§ **GIVEN TASK**
In the listing below, find every line with the string "emission" and pull it out.

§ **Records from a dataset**
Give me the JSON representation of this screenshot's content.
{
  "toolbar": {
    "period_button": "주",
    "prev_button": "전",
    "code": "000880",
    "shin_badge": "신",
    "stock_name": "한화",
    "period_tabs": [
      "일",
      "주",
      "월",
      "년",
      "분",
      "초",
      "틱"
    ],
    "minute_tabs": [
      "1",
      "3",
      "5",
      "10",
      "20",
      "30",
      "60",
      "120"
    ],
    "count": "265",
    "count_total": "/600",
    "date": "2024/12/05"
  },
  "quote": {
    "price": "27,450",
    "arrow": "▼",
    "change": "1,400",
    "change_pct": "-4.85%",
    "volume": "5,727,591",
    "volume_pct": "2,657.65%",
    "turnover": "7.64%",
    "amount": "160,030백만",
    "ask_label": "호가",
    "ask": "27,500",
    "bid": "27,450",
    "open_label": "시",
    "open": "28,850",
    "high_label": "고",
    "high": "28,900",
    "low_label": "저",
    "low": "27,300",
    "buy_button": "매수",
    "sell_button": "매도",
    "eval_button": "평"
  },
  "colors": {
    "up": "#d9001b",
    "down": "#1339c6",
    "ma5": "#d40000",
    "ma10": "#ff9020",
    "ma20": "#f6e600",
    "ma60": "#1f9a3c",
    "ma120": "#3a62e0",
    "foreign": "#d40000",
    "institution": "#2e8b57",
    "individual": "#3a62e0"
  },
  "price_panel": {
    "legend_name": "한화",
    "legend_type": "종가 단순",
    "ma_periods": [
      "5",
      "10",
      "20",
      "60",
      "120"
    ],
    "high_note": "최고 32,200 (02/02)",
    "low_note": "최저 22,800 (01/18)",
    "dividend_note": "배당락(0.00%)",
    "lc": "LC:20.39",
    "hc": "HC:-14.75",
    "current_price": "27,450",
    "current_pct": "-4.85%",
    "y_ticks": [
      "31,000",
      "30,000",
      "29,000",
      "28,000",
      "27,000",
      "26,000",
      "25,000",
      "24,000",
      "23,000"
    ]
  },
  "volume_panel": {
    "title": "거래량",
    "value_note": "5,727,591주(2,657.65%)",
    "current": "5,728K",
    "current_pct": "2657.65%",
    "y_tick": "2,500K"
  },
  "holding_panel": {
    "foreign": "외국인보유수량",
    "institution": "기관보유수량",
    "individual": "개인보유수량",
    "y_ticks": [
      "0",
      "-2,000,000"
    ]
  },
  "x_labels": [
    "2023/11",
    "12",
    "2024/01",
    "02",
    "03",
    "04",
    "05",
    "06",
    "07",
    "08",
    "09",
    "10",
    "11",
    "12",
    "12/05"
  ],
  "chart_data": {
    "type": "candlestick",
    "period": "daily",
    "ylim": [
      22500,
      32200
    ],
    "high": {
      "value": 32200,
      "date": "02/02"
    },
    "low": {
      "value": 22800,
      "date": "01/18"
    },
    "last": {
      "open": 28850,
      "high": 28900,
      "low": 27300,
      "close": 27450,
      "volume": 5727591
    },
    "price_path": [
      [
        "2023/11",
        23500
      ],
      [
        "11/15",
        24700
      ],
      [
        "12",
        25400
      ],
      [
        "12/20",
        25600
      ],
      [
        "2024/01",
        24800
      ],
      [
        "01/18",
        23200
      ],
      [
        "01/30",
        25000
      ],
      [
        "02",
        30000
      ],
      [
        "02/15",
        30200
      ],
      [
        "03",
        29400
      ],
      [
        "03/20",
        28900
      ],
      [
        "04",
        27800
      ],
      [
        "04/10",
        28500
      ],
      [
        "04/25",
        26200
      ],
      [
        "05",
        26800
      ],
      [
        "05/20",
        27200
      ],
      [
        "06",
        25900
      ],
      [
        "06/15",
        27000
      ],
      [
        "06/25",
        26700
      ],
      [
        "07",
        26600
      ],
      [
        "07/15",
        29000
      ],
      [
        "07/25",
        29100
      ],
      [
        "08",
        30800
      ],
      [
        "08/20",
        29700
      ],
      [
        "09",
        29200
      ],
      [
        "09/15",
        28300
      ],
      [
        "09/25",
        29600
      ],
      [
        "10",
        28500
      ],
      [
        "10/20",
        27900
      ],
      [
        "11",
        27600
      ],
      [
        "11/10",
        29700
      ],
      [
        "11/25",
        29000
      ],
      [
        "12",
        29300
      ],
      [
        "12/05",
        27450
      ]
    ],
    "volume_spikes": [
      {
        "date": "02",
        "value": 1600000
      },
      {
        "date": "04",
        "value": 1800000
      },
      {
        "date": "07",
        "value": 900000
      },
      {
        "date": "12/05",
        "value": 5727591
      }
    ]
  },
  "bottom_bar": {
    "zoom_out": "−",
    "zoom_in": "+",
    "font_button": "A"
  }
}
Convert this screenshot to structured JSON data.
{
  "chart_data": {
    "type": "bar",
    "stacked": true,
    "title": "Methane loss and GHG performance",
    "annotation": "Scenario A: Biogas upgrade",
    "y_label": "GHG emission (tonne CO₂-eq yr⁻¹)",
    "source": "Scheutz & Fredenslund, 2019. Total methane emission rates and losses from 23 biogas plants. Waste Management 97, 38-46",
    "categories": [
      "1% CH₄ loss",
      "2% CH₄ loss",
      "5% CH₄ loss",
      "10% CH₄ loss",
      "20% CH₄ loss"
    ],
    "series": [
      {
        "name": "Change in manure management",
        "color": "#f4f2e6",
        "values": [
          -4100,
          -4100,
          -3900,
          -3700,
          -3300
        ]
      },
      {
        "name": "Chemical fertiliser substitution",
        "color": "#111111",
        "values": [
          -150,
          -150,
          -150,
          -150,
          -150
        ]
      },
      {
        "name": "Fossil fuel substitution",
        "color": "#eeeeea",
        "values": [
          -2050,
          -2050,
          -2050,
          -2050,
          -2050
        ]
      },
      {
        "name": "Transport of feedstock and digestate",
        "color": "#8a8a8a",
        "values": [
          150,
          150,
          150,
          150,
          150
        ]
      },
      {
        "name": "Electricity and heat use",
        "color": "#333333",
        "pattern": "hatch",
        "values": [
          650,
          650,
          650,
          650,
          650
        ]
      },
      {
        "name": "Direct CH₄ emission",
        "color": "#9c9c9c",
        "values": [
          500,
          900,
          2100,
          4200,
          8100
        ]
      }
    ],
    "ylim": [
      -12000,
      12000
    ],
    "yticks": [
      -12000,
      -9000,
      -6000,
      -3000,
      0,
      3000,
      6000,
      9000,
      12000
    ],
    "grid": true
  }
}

...

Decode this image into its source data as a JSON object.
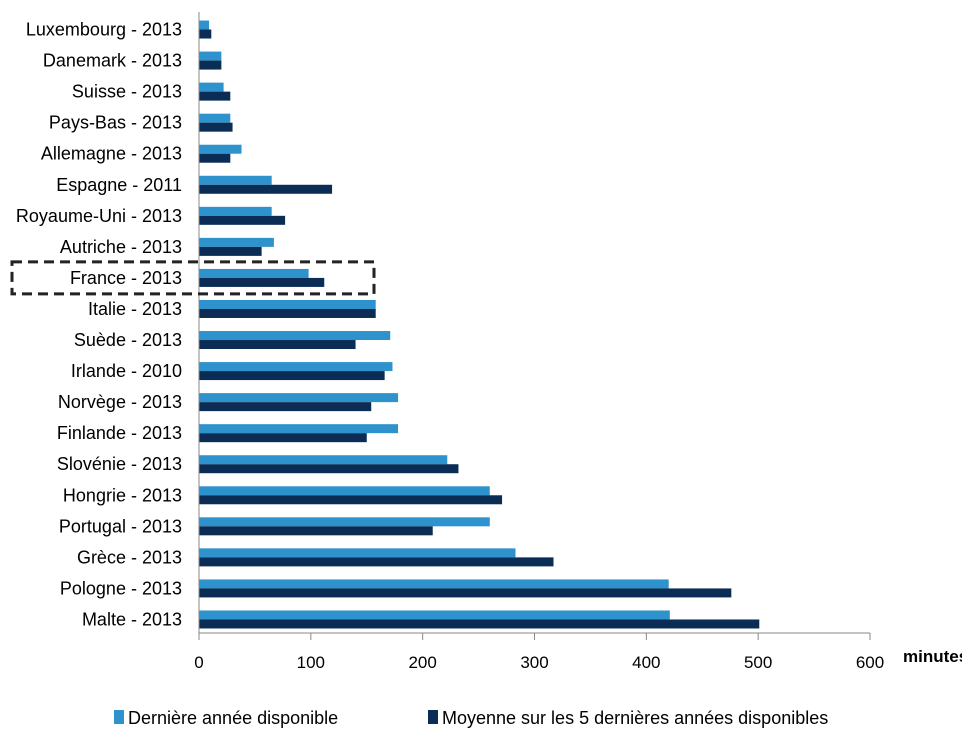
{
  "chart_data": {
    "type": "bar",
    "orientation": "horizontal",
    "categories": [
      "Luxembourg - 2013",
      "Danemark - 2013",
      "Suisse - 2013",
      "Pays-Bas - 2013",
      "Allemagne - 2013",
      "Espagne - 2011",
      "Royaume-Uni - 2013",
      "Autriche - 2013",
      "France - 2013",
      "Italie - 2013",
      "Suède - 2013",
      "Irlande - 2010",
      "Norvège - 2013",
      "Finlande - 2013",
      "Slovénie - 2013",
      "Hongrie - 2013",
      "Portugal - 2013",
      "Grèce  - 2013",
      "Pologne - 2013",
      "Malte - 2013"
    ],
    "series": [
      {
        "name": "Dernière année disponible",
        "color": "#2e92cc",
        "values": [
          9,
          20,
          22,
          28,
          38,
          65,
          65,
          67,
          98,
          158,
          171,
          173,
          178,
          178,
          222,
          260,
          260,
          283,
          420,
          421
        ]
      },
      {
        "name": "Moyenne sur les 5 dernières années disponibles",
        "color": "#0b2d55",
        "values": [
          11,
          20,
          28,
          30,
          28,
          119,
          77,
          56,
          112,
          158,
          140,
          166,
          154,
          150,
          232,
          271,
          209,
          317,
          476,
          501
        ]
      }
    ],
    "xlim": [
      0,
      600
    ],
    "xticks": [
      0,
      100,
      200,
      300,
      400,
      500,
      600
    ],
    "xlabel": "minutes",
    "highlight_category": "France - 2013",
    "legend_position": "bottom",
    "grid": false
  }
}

* * *

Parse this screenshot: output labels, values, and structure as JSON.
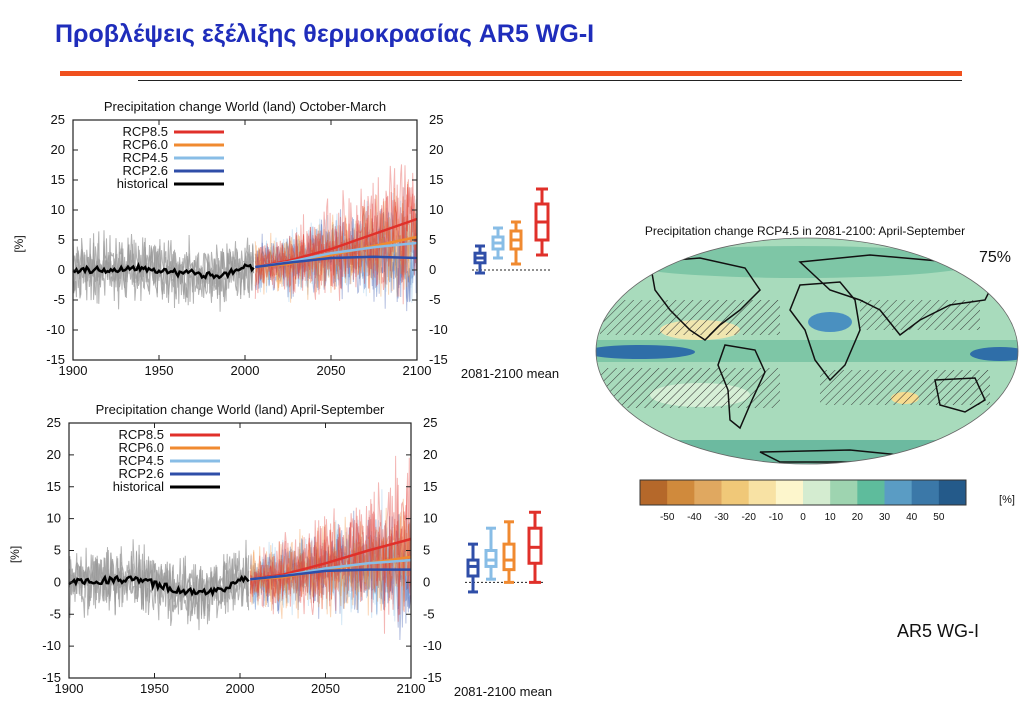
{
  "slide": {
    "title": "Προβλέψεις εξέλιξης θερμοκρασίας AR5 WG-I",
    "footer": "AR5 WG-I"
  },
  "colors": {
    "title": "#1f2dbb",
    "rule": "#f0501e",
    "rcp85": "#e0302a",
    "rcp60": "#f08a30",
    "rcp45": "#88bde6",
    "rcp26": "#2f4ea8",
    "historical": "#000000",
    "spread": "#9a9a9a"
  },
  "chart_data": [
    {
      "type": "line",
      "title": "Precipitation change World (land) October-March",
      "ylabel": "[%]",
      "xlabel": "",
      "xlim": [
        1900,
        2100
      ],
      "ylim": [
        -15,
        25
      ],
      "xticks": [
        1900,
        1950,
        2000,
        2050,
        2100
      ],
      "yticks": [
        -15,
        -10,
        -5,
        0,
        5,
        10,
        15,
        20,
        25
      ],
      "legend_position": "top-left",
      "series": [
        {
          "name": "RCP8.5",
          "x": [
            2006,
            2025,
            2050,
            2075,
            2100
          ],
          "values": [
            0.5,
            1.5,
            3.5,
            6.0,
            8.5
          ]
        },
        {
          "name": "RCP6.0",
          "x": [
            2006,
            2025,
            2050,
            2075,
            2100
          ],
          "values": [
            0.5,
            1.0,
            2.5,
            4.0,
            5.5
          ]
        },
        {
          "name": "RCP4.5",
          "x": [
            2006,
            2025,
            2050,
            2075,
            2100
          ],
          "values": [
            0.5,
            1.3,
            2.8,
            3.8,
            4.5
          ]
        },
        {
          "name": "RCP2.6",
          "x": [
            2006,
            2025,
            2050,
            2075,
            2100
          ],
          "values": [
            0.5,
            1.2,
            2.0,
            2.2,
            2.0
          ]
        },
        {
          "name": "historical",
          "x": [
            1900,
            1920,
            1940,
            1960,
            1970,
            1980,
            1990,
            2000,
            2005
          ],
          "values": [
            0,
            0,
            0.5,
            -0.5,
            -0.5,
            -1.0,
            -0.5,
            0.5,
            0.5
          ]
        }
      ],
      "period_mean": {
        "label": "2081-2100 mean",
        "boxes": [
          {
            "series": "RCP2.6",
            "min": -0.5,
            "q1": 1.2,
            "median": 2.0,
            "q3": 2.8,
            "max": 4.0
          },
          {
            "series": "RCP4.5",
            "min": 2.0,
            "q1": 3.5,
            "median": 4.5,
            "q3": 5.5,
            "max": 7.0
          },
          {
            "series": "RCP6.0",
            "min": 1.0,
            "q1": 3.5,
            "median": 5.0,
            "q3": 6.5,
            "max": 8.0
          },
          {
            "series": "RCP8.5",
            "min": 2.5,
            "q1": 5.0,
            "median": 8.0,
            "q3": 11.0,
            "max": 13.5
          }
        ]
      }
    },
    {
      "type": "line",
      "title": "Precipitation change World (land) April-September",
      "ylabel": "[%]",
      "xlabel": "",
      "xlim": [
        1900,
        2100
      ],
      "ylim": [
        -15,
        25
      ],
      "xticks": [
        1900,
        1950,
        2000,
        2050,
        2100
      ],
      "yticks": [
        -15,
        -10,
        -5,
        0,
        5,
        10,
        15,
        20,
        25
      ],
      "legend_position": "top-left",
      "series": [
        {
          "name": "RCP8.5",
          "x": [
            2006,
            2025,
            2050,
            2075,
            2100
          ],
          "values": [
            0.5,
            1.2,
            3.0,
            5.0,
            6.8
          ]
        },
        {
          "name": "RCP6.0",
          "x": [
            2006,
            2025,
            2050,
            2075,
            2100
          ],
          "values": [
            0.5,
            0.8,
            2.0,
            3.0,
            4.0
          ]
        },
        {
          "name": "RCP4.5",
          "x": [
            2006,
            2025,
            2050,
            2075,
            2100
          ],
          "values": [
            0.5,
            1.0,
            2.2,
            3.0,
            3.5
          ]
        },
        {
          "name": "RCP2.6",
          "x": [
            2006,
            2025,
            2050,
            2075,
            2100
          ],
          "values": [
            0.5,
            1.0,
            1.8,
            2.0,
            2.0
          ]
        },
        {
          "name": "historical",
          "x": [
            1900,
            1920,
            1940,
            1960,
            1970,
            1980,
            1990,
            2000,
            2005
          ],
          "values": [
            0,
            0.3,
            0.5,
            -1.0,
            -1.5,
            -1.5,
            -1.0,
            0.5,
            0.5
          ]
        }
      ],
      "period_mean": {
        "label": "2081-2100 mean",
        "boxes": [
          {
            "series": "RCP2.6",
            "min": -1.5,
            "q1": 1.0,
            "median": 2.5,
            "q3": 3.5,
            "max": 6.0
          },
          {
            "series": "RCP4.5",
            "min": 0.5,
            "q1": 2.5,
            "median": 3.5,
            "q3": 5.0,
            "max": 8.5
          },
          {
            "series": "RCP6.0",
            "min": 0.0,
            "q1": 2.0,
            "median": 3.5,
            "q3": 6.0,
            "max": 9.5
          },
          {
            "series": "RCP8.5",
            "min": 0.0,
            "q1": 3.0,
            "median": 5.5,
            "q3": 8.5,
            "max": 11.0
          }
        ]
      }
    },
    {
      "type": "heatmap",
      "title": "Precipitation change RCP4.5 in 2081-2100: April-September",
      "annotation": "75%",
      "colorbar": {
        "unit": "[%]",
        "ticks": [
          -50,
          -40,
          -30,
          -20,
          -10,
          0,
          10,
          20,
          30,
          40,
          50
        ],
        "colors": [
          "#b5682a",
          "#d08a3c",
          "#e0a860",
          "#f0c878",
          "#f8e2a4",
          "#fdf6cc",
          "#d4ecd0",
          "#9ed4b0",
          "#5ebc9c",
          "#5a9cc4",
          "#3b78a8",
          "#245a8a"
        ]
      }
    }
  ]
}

§ **WRITTEN SOLUTION**
    "y_label": "GHG emission (tonne CO₂-eq yr⁻¹)",
    "source": "Scheutz & Fredenslund, 2019. Total methane emission rates and losses from 23 biogas plants. Waste Management 97, 38-46",
        "name": "Direct CH₄ emission",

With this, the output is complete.